§ **Stated goal**
Take each line containing the word "name" and copy it.
## START
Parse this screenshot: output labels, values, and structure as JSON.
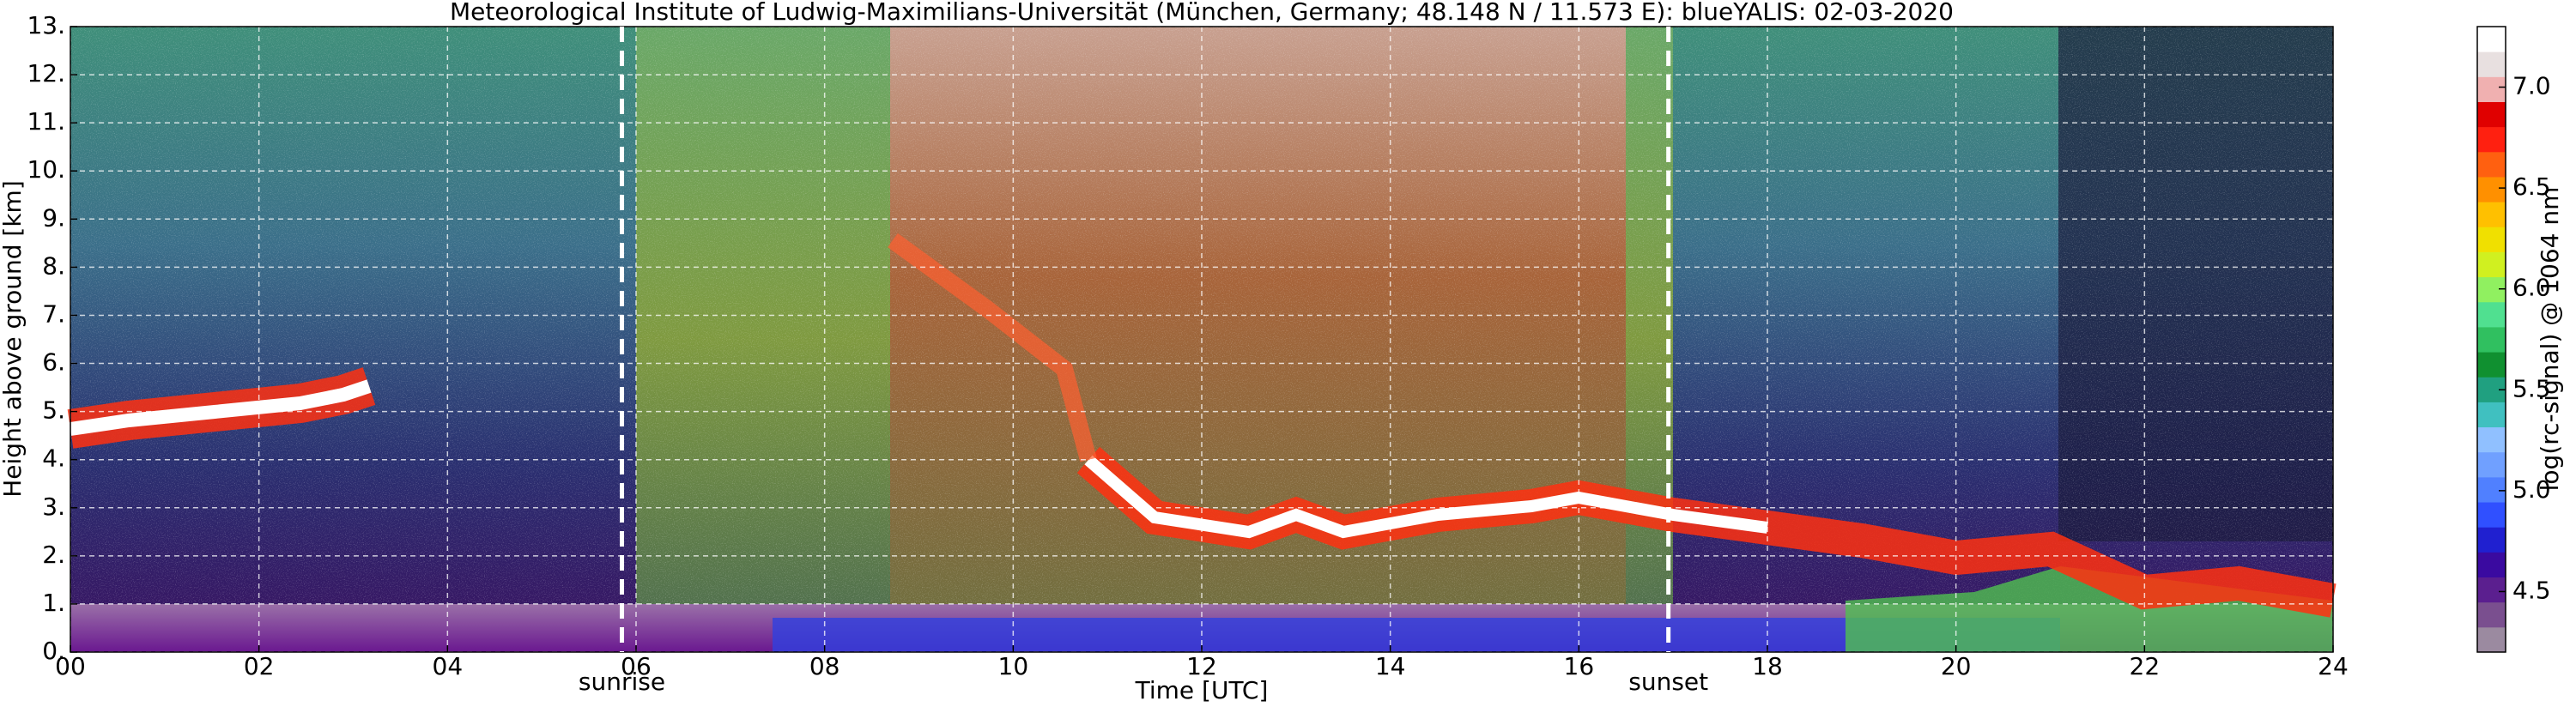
{
  "chart_data": {
    "type": "heatmap",
    "title": "Meteorological Institute of Ludwig-Maximilians-Universität (München, Germany; 48.148 N / 11.573 E):    blueYALIS: 02-03-2020",
    "xlabel": "Time [UTC]",
    "ylabel": "Height above ground [km]",
    "xlim": [
      0,
      24
    ],
    "xticks": [
      {
        "value": 0,
        "label": "00"
      },
      {
        "value": 2,
        "label": "02"
      },
      {
        "value": 4,
        "label": "04"
      },
      {
        "value": 6,
        "label": "06"
      },
      {
        "value": 8,
        "label": "08"
      },
      10,
      12,
      14,
      16,
      18,
      20,
      22,
      24
    ],
    "ylim": [
      0,
      13
    ],
    "yticks": [
      {
        "value": 0,
        "label": "0."
      },
      {
        "value": 1,
        "label": "1."
      },
      {
        "value": 2,
        "label": "2."
      },
      {
        "value": 3,
        "label": "3."
      },
      {
        "value": 4,
        "label": "4."
      },
      {
        "value": 5,
        "label": "5."
      },
      {
        "value": 6,
        "label": "6."
      },
      {
        "value": 7,
        "label": "7."
      },
      {
        "value": 8,
        "label": "8."
      },
      {
        "value": 9,
        "label": "9."
      },
      {
        "value": 10,
        "label": "10."
      },
      {
        "value": 11,
        "label": "11."
      },
      {
        "value": 12,
        "label": "12."
      },
      {
        "value": 13,
        "label": "13."
      }
    ],
    "grid": true,
    "annotations": [
      {
        "x": 5.85,
        "label": "sunrise"
      },
      {
        "x": 16.95,
        "label": "sunset"
      }
    ],
    "colorbar": {
      "label": "log(rc-signal) @ 1064 nm",
      "lim": [
        4.2,
        7.3
      ],
      "ticks": [
        4.5,
        {
          "value": 5.0,
          "label": "5.0"
        },
        5.5,
        {
          "value": 6.0,
          "label": "6.0"
        },
        6.5,
        {
          "value": 7.0,
          "label": "7.0"
        }
      ],
      "colormap": [
        "#9b8aa0",
        "#7a4f8f",
        "#5b1f8f",
        "#3a0aa0",
        "#2020d0",
        "#3050ff",
        "#5080ff",
        "#70a0ff",
        "#90c0ff",
        "#40c0c0",
        "#20a080",
        "#109030",
        "#30c060",
        "#50e090",
        "#90f060",
        "#d0f020",
        "#f0e000",
        "#ffc000",
        "#ff9000",
        "#ff6010",
        "#ff2010",
        "#e00000",
        "#f0b0b0",
        "#e8e0e0",
        "#ffffff"
      ]
    }
  }
}
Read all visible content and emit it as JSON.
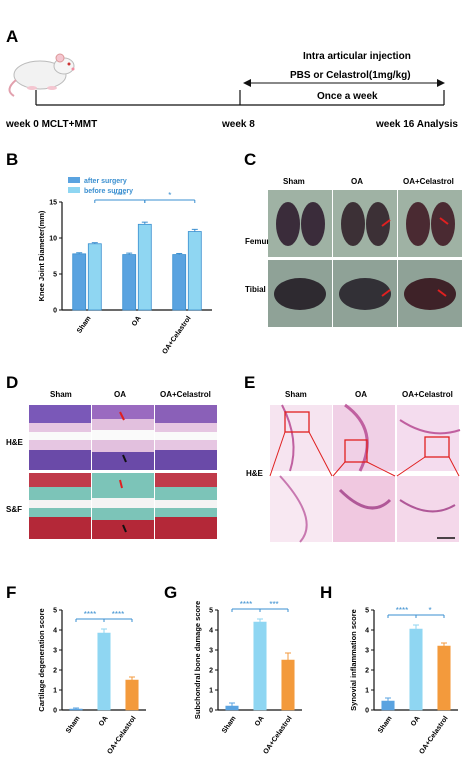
{
  "panels": {
    "A": {
      "letter": "A",
      "title": "Intra articular injection",
      "treatment": "PBS or Celastrol(1mg/kg)",
      "schedule": "Once a week",
      "t0": "week 0 MCLT+MMT",
      "t8": "week 8",
      "t16": "week 16 Analysis"
    },
    "C": {
      "letter": "C",
      "cols": [
        "Sham",
        "OA",
        "OA+Celastrol"
      ],
      "rows": [
        "Femur",
        "Tibial"
      ]
    },
    "D": {
      "letter": "D",
      "cols": [
        "Sham",
        "OA",
        "OA+Celastrol"
      ],
      "rows": [
        "H&E",
        "S&F"
      ]
    },
    "E": {
      "letter": "E",
      "cols": [
        "Sham",
        "OA",
        "OA+Celastrol"
      ],
      "rows": [
        "H&E"
      ]
    }
  },
  "colors": {
    "light_blue": "#8fd6f2",
    "blue": "#5aa3e0",
    "orange": "#f39a3c",
    "sig": "#3a8fd0"
  },
  "chart_data": [
    {
      "panel": "B",
      "type": "bar",
      "categories": [
        "Sham",
        "OA",
        "OA+Celastrol"
      ],
      "series": [
        {
          "name": "after surgery",
          "values": [
            7.8,
            7.7,
            7.7
          ],
          "errors": [
            0.15,
            0.2,
            0.15
          ]
        },
        {
          "name": "before surgery",
          "values": [
            9.2,
            11.9,
            10.9
          ],
          "errors": [
            0.15,
            0.3,
            0.3
          ]
        }
      ],
      "xlabel": "",
      "ylabel": "Knee Joint Diameter(mm)",
      "ylim": [
        0,
        15
      ],
      "yticks": [
        0,
        5,
        10,
        15
      ],
      "significance": [
        {
          "from": 1,
          "to": 3,
          "label": "****"
        },
        {
          "from": 3,
          "to": 5,
          "label": "*"
        }
      ],
      "legend": "top-left"
    },
    {
      "panel": "F",
      "type": "bar",
      "categories": [
        "Sham",
        "OA",
        "OA+Celastrol"
      ],
      "values": [
        0.05,
        3.85,
        1.5
      ],
      "errors": [
        0.05,
        0.2,
        0.15
      ],
      "bar_colors": [
        "#5aa3e0",
        "#8fd6f2",
        "#f39a3c"
      ],
      "ylabel": "Cartilage degeneration score",
      "ylim": [
        0,
        5
      ],
      "yticks": [
        0,
        1,
        2,
        3,
        4,
        5
      ],
      "significance": [
        {
          "from": 0,
          "to": 1,
          "label": "****"
        },
        {
          "from": 1,
          "to": 2,
          "label": "****"
        }
      ]
    },
    {
      "panel": "G",
      "type": "bar",
      "categories": [
        "Sham",
        "OA",
        "OA+Celastrol"
      ],
      "values": [
        0.2,
        4.4,
        2.5
      ],
      "errors": [
        0.15,
        0.15,
        0.35
      ],
      "bar_colors": [
        "#5aa3e0",
        "#8fd6f2",
        "#f39a3c"
      ],
      "ylabel": "Subchondral bone damage score",
      "ylim": [
        0,
        5
      ],
      "yticks": [
        0,
        1,
        2,
        3,
        4,
        5
      ],
      "significance": [
        {
          "from": 0,
          "to": 1,
          "label": "****"
        },
        {
          "from": 1,
          "to": 2,
          "label": "***"
        }
      ]
    },
    {
      "panel": "H",
      "type": "bar",
      "categories": [
        "Sham",
        "OA",
        "OA+Celastrol"
      ],
      "values": [
        0.45,
        4.05,
        3.2
      ],
      "errors": [
        0.15,
        0.2,
        0.15
      ],
      "bar_colors": [
        "#5aa3e0",
        "#8fd6f2",
        "#f39a3c"
      ],
      "ylabel": "Synovial inflammation score",
      "ylim": [
        0,
        5
      ],
      "yticks": [
        0,
        1,
        2,
        3,
        4,
        5
      ],
      "significance": [
        {
          "from": 0,
          "to": 1,
          "label": "****"
        },
        {
          "from": 1,
          "to": 2,
          "label": "*"
        }
      ]
    }
  ]
}
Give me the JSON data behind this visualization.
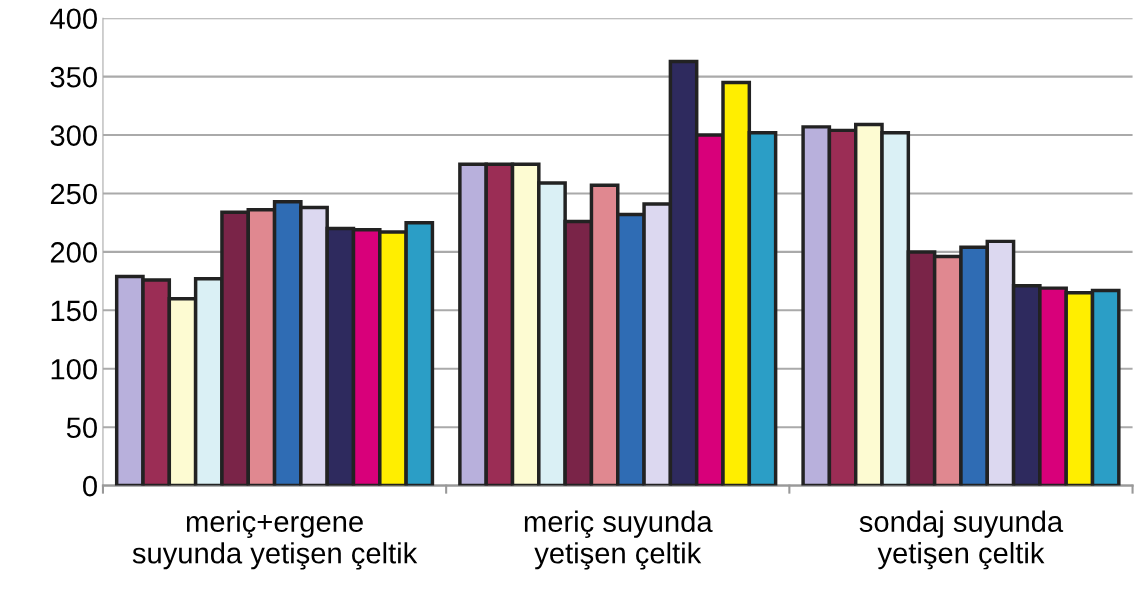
## END
§ **Problem solution**
          "name": "after surgery",
          "name": "before surgery",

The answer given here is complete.